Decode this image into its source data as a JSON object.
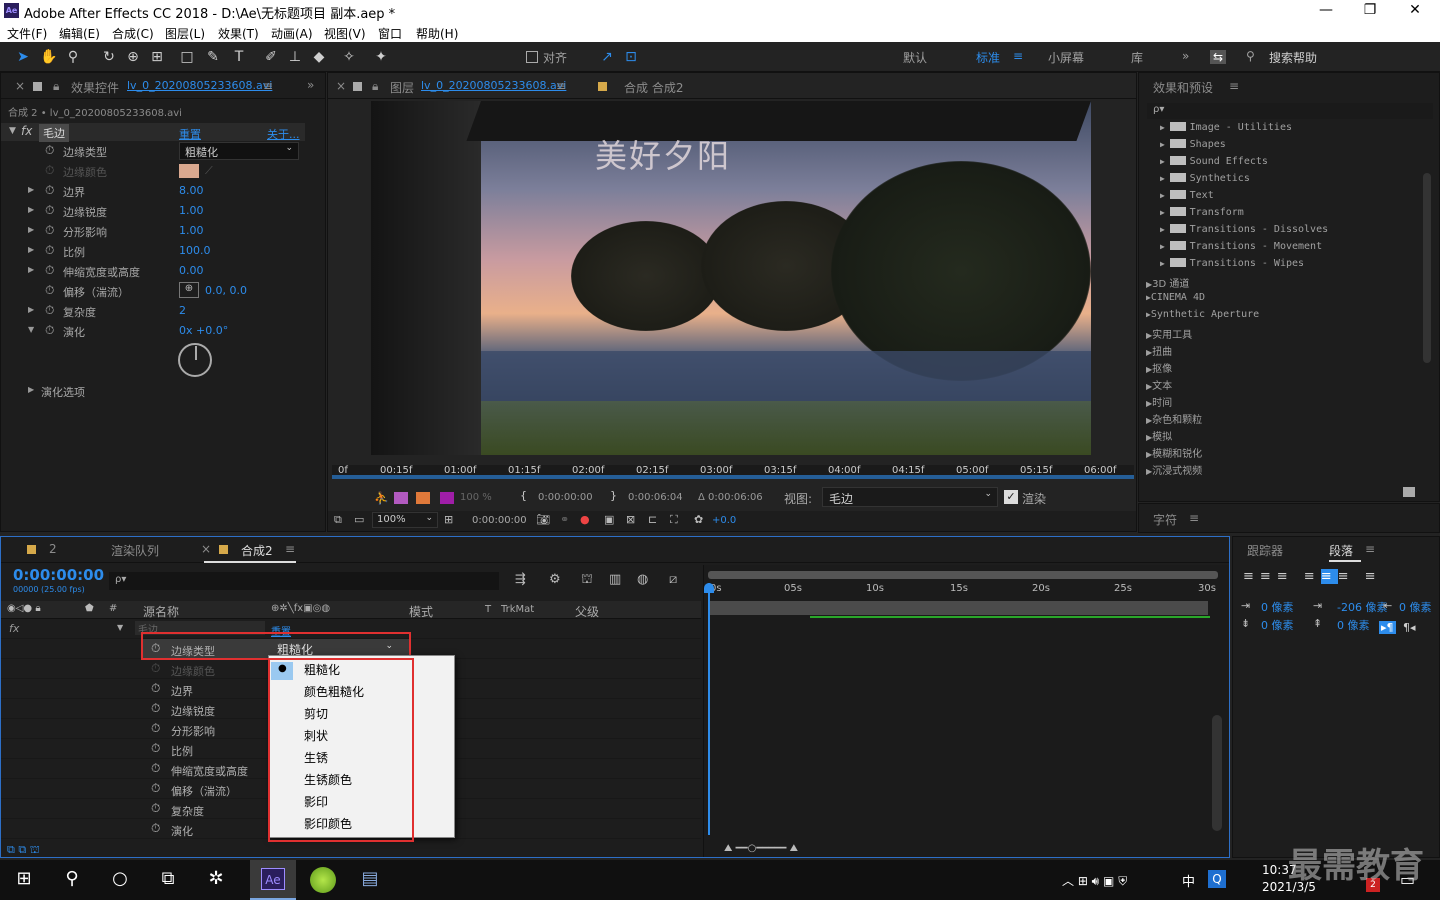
{
  "app": {
    "logo": "Ae",
    "title": "Adobe After Effects CC 2018 - D:\\Ae\\无标题项目 副本.aep *",
    "window_controls": [
      "—",
      "❐",
      "✕"
    ]
  },
  "menu": [
    "文件(F)",
    "编辑(E)",
    "合成(C)",
    "图层(L)",
    "效果(T)",
    "动画(A)",
    "视图(V)",
    "窗口",
    "帮助(H)"
  ],
  "toolbar": {
    "snap_label": "对齐",
    "workspaces": [
      "默认",
      "标准",
      "小屏幕",
      "库"
    ],
    "active_workspace": "标准",
    "search_help": "搜索帮助"
  },
  "effect_controls": {
    "tab_prefix": "效果控件",
    "tab_layer": "lv_0_20200805233608.avi",
    "breadcrumb": "合成 2 • lv_0_20200805233608.avi",
    "effect_name": "毛边",
    "reset": "重置",
    "about": "关于...",
    "properties": [
      {
        "label": "边缘类型",
        "value": "粗糙化",
        "type": "dropdown"
      },
      {
        "label": "边缘颜色",
        "value": "",
        "type": "color",
        "color": "#d9a88f"
      },
      {
        "label": "边界",
        "value": "8.00"
      },
      {
        "label": "边缘锐度",
        "value": "1.00"
      },
      {
        "label": "分形影响",
        "value": "1.00"
      },
      {
        "label": "比例",
        "value": "100.0"
      },
      {
        "label": "伸缩宽度或高度",
        "value": "0.00"
      },
      {
        "label": "偏移（湍流）",
        "value": "0.0, 0.0"
      },
      {
        "label": "复杂度",
        "value": "2"
      },
      {
        "label": "演化",
        "value": "0x +0.0°"
      }
    ],
    "evolution_options": "演化选项"
  },
  "viewer": {
    "tab_prefix": "图层",
    "tab_layer": "lv_0_20200805233608.avi",
    "comp_tab": "合成 合成2",
    "overlay_text": "美好夕阳",
    "ruler": [
      "0f",
      "00:15f",
      "01:00f",
      "01:15f",
      "02:00f",
      "02:15f",
      "03:00f",
      "03:15f",
      "04:00f",
      "04:15f",
      "05:00f",
      "05:15f",
      "06:00f"
    ],
    "in_time": "0:00:00:00",
    "out_time": "0:00:06:04",
    "duration": "Δ 0:00:06:06",
    "view_label": "视图:",
    "view_value": "毛边",
    "render_label": "渲染",
    "zoom": "100%",
    "timecode": "0:00:00:00",
    "exposure": "+0.0",
    "opacity": "100 %"
  },
  "effects_presets": {
    "title": "效果和预设",
    "search_placeholder": "ρ▾",
    "items": [
      "Image - Utilities",
      "Shapes",
      "Sound Effects",
      "Synthetics",
      "Text",
      "Transform",
      "Transitions - Dissolves",
      "Transitions - Movement",
      "Transitions - Wipes"
    ],
    "categories": [
      "3D 通道",
      "CINEMA 4D",
      "Synthetic Aperture",
      "实用工具",
      "扭曲",
      "抠像",
      "文本",
      "时间",
      "杂色和颗粒",
      "模拟",
      "模糊和锐化",
      "沉浸式视频"
    ],
    "character_tab": "字符"
  },
  "paragraph": {
    "tracker_tab": "跟踪器",
    "paragraph_tab": "段落",
    "indent_left": "0 像素",
    "indent_first": "-206 像素",
    "indent_right": "0 像素",
    "space_before": "0 像素",
    "space_after": "0 像素"
  },
  "timeline": {
    "tab_number": "2",
    "render_queue": "渲染队列",
    "comp_tab": "合成2",
    "timecode": "0:00:00:00",
    "fps": "00000 (25.00 fps)",
    "search_placeholder": "ρ▾",
    "col_source": "源名称",
    "col_mode": "模式",
    "col_t": "T",
    "col_trkmat": "TrkMat",
    "col_parent": "父级",
    "effect_row": "毛边",
    "reset": "重置",
    "fx_label": "fx",
    "properties": [
      "边缘类型",
      "边缘颜色",
      "边界",
      "边缘锐度",
      "分形影响",
      "比例",
      "伸缩宽度或高度",
      "偏移（湍流）",
      "复杂度",
      "演化"
    ],
    "edge_type_value": "粗糙化",
    "ruler": [
      "0s",
      "05s",
      "10s",
      "15s",
      "20s",
      "25s",
      "30s"
    ]
  },
  "dropdown": {
    "options": [
      "粗糙化",
      "颜色粗糙化",
      "剪切",
      "刺状",
      "生锈",
      "生锈颜色",
      "影印",
      "影印颜色"
    ],
    "selected": "粗糙化"
  },
  "taskbar": {
    "app_label": "Ae",
    "ime": "中",
    "time": "10:37",
    "date": "2021/3/5",
    "notify_count": "2",
    "watermark": "最需教育"
  }
}
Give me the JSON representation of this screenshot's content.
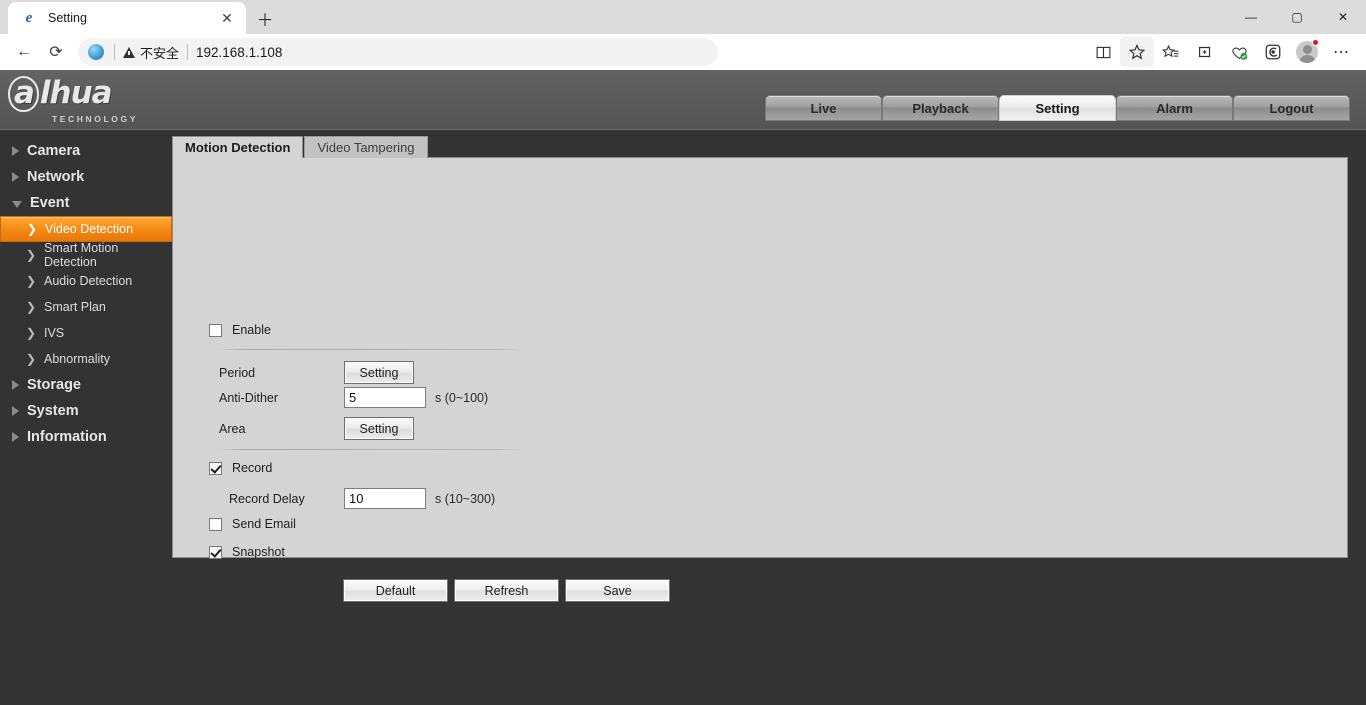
::::::
WRITTEN PROBLEM: Give every line above again exactly, with no pictures.

SOLUTION BELOW:
Decode this image into its source data as a JSON object.
{
  "app": {
    "logo": "Ae",
    "title": "Adobe After Effects CC 2018 - D:\\Ae\\无标题项目 副本.aep *",
    "window_controls": [
      "—",
      "❐",
      "✕"
    ]
  },
  "menu": [
    "文件(F)",
    "编辑(E)",
    "合成(C)",
    "图层(L)",
    "效果(T)",
    "动画(A)",
    "视图(V)",
    "窗口",
    "帮助(H)"
  ],
  "toolbar": {
    "snap_label": "对齐",
    "workspaces": [
      "默认",
      "标准",
      "小屏幕",
      "库"
    ],
    "active_workspace": "标准",
    "search_help": "搜索帮助"
  },
  "effect_controls": {
    "tab_prefix": "效果控件",
    "tab_layer": "lv_0_20200805233608.avi",
    "breadcrumb": "合成 2 • lv_0_20200805233608.avi",
    "effect_name": "毛边",
    "reset": "重置",
    "about": "关于...",
    "properties": [
      {
        "label": "边缘类型",
        "value": "粗糙化",
        "type": "dropdown"
      },
      {
        "label": "边缘颜色",
        "value": "",
        "type": "color",
        "color": "#d9a88f"
      },
      {
        "label": "边界",
        "value": "8.00"
      },
      {
        "label": "边缘锐度",
        "value": "1.00"
      },
      {
        "label": "分形影响",
        "value": "1.00"
      },
      {
        "label": "比例",
        "value": "100.0"
      },
      {
        "label": "伸缩宽度或高度",
        "value": "0.00"
      },
      {
        "label": "偏移（湍流）",
        "value": "0.0, 0.0"
      },
      {
        "label": "复杂度",
        "value": "2"
      },
      {
        "label": "演化",
        "value": "0x +0.0°"
      }
    ],
    "evolution_options": "演化选项"
  },
  "viewer": {
    "tab_prefix": "图层",
    "tab_layer": "lv_0_20200805233608.avi",
    "comp_tab": "合成 合成2",
    "overlay_text": "美好夕阳",
    "ruler": [
      "0f",
      "00:15f",
      "01:00f",
      "01:15f",
      "02:00f",
      "02:15f",
      "03:00f",
      "03:15f",
      "04:00f",
      "04:15f",
      "05:00f",
      "05:15f",
      "06:00f"
    ],
    "in_time": "0:00:00:00",
    "out_time": "0:00:06:04",
    "duration": "Δ 0:00:06:06",
    "view_label": "视图:",
    "view_value": "毛边",
    "render_label": "渲染",
    "zoom": "100%",
    "timecode": "0:00:00:00",
    "exposure": "+0.0",
    "opacity": "100 %"
  },
  "effects_presets": {
    "title": "效果和预设",
    "search_placeholder": "ρ▾",
    "items": [
      "Image - Utilities",
      "Shapes",
      "Sound Effects",
      "Synthetics",
      "Text",
      "Transform",
      "Transitions - Dissolves",
      "Transitions - Movement",
      "Transitions - Wipes"
    ],
    "categories": [
      "3D 通道",
      "CINEMA 4D",
      "Synthetic Aperture",
      "实用工具",
      "扭曲",
      "抠像",
      "文本",
      "时间",
      "杂色和颗粒",
      "模拟",
      "模糊和锐化",
      "沉浸式视频"
    ],
    "character_tab": "字符"
  },
  "paragraph": {
    "tracker_tab": "跟踪器",
    "paragraph_tab": "段落",
    "indent_left": "0 像素",
    "indent_first": "-206 像素",
    "indent_right": "0 像素",
    "space_before": "0 像素",
    "space_after": "0 像素"
  },
  "timeline": {
    "tab_number": "2",
    "render_queue": "渲染队列",
    "comp_tab": "合成2",
    "timecode": "0:00:00:00",
    "fps": "00000 (25.00 fps)",
    "search_placeholder": "ρ▾",
    "col_source": "源名称",
    "col_mode": "模式",
    "col_t": "T",
    "col_trkmat": "TrkMat",
    "col_parent": "父级",
    "effect_row": "毛边",
    "reset": "重置",
    "fx_label": "fx",
    "properties": [
      "边缘类型",
      "边缘颜色",
      "边界",
      "边缘锐度",
      "分形影响",
      "比例",
      "伸缩宽度或高度",
      "偏移（湍流）",
      "复杂度",
      "演化"
    ],
    "edge_type_value": "粗糙化",
    "ruler": [
      "0s",
      "05s",
      "10s",
      "15s",
      "20s",
      "25s",
      "30s"
    ]
  },
  "dropdown": {
    "options": [
      "粗糙化",
      "颜色粗糙化",
      "剪切",
      "刺状",
      "生锈",
      "生锈颜色",
      "影印",
      "影印颜色"
    ],
    "selected": "粗糙化"
  },
  "taskbar": {
    "app_label": "Ae",
    "ime": "中",
    "time": "10:37",
    "date": "2021/3/5",
    "notify_count": "2",
    "watermark": "最需教育"
  }
}
Give me the JSON representation of this screenshot's content.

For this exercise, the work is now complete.